[What is needed]
Restate the data exactly as given and keep the pictures out.

[Record extracts]
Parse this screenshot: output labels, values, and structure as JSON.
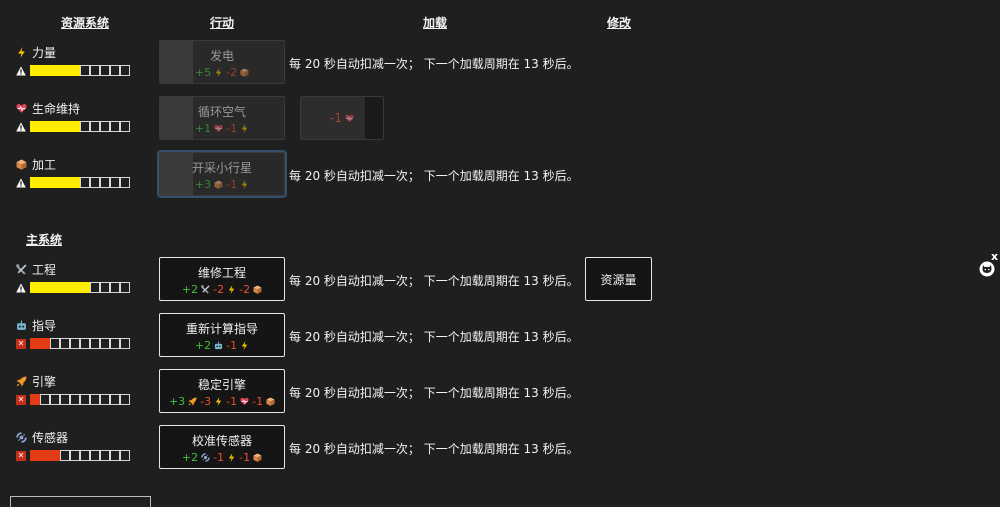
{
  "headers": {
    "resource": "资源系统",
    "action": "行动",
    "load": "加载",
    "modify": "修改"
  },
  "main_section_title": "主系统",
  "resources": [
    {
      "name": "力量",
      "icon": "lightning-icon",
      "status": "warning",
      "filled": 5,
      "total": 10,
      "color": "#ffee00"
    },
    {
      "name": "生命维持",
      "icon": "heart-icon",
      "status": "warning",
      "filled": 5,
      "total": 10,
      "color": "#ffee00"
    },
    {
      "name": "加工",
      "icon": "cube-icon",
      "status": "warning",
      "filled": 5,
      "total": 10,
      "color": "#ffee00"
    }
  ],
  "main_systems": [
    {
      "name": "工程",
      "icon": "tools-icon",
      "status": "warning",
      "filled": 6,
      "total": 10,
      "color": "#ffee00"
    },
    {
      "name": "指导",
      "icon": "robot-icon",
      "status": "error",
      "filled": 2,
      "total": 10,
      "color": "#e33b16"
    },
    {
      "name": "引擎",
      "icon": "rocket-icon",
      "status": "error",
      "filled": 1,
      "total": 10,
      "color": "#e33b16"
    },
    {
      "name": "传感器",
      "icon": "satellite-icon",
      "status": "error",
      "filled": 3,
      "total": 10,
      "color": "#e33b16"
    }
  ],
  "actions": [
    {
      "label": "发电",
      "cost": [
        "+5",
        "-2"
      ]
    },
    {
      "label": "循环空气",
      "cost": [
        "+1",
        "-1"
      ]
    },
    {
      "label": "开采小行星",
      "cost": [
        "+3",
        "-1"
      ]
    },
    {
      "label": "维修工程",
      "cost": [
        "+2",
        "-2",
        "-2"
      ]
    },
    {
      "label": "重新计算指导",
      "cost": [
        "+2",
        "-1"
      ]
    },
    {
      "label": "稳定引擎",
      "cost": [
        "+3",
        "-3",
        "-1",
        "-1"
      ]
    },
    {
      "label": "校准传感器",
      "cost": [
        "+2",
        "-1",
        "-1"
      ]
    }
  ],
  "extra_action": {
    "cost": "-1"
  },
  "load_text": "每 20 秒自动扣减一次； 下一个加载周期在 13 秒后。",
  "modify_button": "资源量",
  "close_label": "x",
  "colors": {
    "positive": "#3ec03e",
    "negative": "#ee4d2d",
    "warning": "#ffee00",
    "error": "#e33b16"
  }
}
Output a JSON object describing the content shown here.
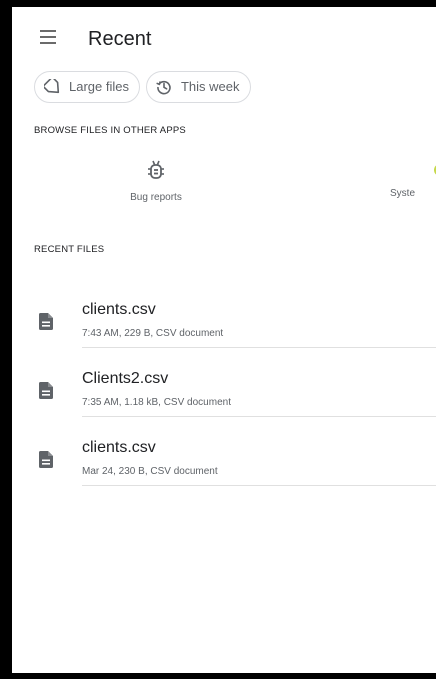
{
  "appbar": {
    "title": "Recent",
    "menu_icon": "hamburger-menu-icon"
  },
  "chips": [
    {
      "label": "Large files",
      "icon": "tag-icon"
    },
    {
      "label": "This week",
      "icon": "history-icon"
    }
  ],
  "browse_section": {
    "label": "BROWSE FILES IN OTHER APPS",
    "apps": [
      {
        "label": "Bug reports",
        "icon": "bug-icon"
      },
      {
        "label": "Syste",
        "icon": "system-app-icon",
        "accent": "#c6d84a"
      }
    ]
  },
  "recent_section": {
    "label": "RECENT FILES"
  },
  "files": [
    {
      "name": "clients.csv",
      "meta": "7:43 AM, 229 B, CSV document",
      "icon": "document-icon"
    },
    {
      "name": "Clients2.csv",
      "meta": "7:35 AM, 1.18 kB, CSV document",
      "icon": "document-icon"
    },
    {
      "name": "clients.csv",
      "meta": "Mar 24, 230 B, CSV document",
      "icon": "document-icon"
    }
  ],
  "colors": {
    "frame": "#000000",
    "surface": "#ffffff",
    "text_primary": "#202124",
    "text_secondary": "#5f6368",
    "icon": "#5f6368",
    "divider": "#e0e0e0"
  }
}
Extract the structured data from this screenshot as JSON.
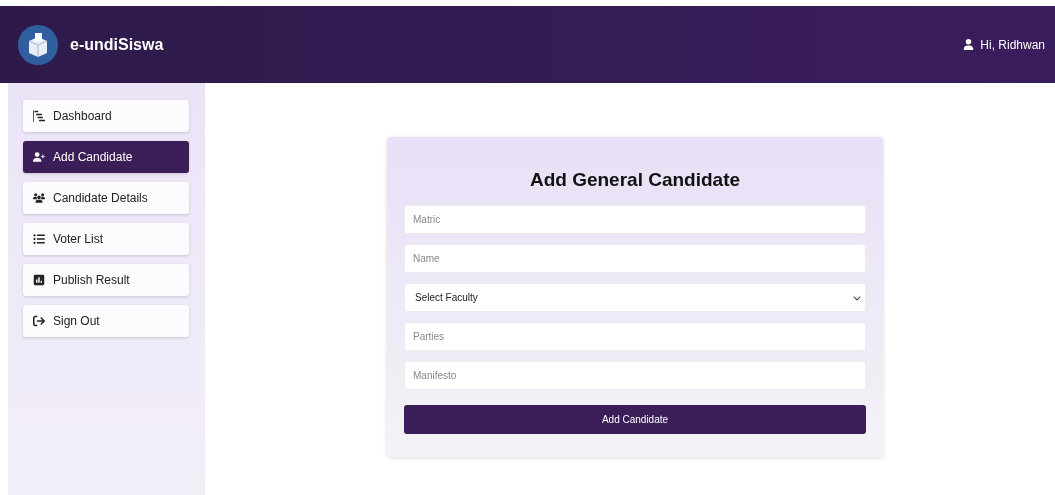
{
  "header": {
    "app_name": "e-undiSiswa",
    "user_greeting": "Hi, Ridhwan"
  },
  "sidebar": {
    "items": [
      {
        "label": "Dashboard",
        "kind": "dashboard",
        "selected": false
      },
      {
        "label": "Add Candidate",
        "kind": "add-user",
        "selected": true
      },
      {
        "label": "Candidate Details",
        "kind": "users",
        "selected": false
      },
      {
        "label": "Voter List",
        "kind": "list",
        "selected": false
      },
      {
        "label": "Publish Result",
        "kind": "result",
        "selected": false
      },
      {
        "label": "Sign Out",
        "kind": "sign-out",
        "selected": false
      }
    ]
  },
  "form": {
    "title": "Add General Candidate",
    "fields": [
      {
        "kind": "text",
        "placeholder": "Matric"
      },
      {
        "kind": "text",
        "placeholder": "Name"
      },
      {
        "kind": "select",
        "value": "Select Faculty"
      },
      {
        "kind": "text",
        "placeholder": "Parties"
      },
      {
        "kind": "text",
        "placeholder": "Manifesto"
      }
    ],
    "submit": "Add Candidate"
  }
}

[Result]
Parse this screenshot: output labels, values, and structure as JSON.
{
  "headers": {
    "resource": "资源系统",
    "action": "行动",
    "load": "加载",
    "modify": "修改"
  },
  "main_section_title": "主系统",
  "resources": [
    {
      "name": "力量",
      "icon": "lightning-icon",
      "status": "warning",
      "filled": 5,
      "total": 10,
      "color": "#ffee00"
    },
    {
      "name": "生命维持",
      "icon": "heart-icon",
      "status": "warning",
      "filled": 5,
      "total": 10,
      "color": "#ffee00"
    },
    {
      "name": "加工",
      "icon": "cube-icon",
      "status": "warning",
      "filled": 5,
      "total": 10,
      "color": "#ffee00"
    }
  ],
  "main_systems": [
    {
      "name": "工程",
      "icon": "tools-icon",
      "status": "warning",
      "filled": 6,
      "total": 10,
      "color": "#ffee00"
    },
    {
      "name": "指导",
      "icon": "robot-icon",
      "status": "error",
      "filled": 2,
      "total": 10,
      "color": "#e33b16"
    },
    {
      "name": "引擎",
      "icon": "rocket-icon",
      "status": "error",
      "filled": 1,
      "total": 10,
      "color": "#e33b16"
    },
    {
      "name": "传感器",
      "icon": "satellite-icon",
      "status": "error",
      "filled": 3,
      "total": 10,
      "color": "#e33b16"
    }
  ],
  "actions": [
    {
      "label": "发电",
      "cost": [
        "+5",
        "-2"
      ]
    },
    {
      "label": "循环空气",
      "cost": [
        "+1",
        "-1"
      ]
    },
    {
      "label": "开采小行星",
      "cost": [
        "+3",
        "-1"
      ]
    },
    {
      "label": "维修工程",
      "cost": [
        "+2",
        "-2",
        "-2"
      ]
    },
    {
      "label": "重新计算指导",
      "cost": [
        "+2",
        "-1"
      ]
    },
    {
      "label": "稳定引擎",
      "cost": [
        "+3",
        "-3",
        "-1",
        "-1"
      ]
    },
    {
      "label": "校准传感器",
      "cost": [
        "+2",
        "-1",
        "-1"
      ]
    }
  ],
  "extra_action": {
    "cost": "-1"
  },
  "load_text": "每 20 秒自动扣减一次； 下一个加载周期在 13 秒后。",
  "modify_button": "资源量",
  "close_label": "x",
  "colors": {
    "positive": "#3ec03e",
    "negative": "#ee4d2d",
    "warning": "#ffee00",
    "error": "#e33b16"
  }
}
Output a JSON object describing the content shown here.
{
  "appbar": {
    "title": "Recent",
    "menu_icon": "hamburger-menu-icon"
  },
  "chips": [
    {
      "label": "Large files",
      "icon": "tag-icon"
    },
    {
      "label": "This week",
      "icon": "history-icon"
    }
  ],
  "browse_section": {
    "label": "BROWSE FILES IN OTHER APPS",
    "apps": [
      {
        "label": "Bug reports",
        "icon": "bug-icon"
      },
      {
        "label": "Syste",
        "icon": "system-app-icon",
        "accent": "#c6d84a"
      }
    ]
  },
  "recent_section": {
    "label": "RECENT FILES"
  },
  "files": [
    {
      "name": "clients.csv",
      "meta": "7:43 AM, 229 B, CSV document",
      "icon": "document-icon"
    },
    {
      "name": "Clients2.csv",
      "meta": "7:35 AM, 1.18 kB, CSV document",
      "icon": "document-icon"
    },
    {
      "name": "clients.csv",
      "meta": "Mar 24, 230 B, CSV document",
      "icon": "document-icon"
    }
  ],
  "colors": {
    "frame": "#000000",
    "surface": "#ffffff",
    "text_primary": "#202124",
    "text_secondary": "#5f6368",
    "icon": "#5f6368",
    "divider": "#e0e0e0"
  }
}
Extract the structured data from this screenshot as JSON.
{
  "header": {
    "app_name": "e-undiSiswa",
    "user_greeting": "Hi, Ridhwan"
  },
  "sidebar": {
    "items": [
      {
        "label": "Dashboard",
        "kind": "dashboard",
        "selected": false
      },
      {
        "label": "Add Candidate",
        "kind": "add-user",
        "selected": true
      },
      {
        "label": "Candidate Details",
        "kind": "users",
        "selected": false
      },
      {
        "label": "Voter List",
        "kind": "list",
        "selected": false
      },
      {
        "label": "Publish Result",
        "kind": "result",
        "selected": false
      },
      {
        "label": "Sign Out",
        "kind": "sign-out",
        "selected": false
      }
    ]
  },
  "form": {
    "title": "Add General Candidate",
    "fields": [
      {
        "kind": "text",
        "placeholder": "Matric"
      },
      {
        "kind": "text",
        "placeholder": "Name"
      },
      {
        "kind": "select",
        "value": "Select Faculty"
      },
      {
        "kind": "text",
        "placeholder": "Parties"
      },
      {
        "kind": "text",
        "placeholder": "Manifesto"
      }
    ],
    "submit": "Add Candidate"
  }
}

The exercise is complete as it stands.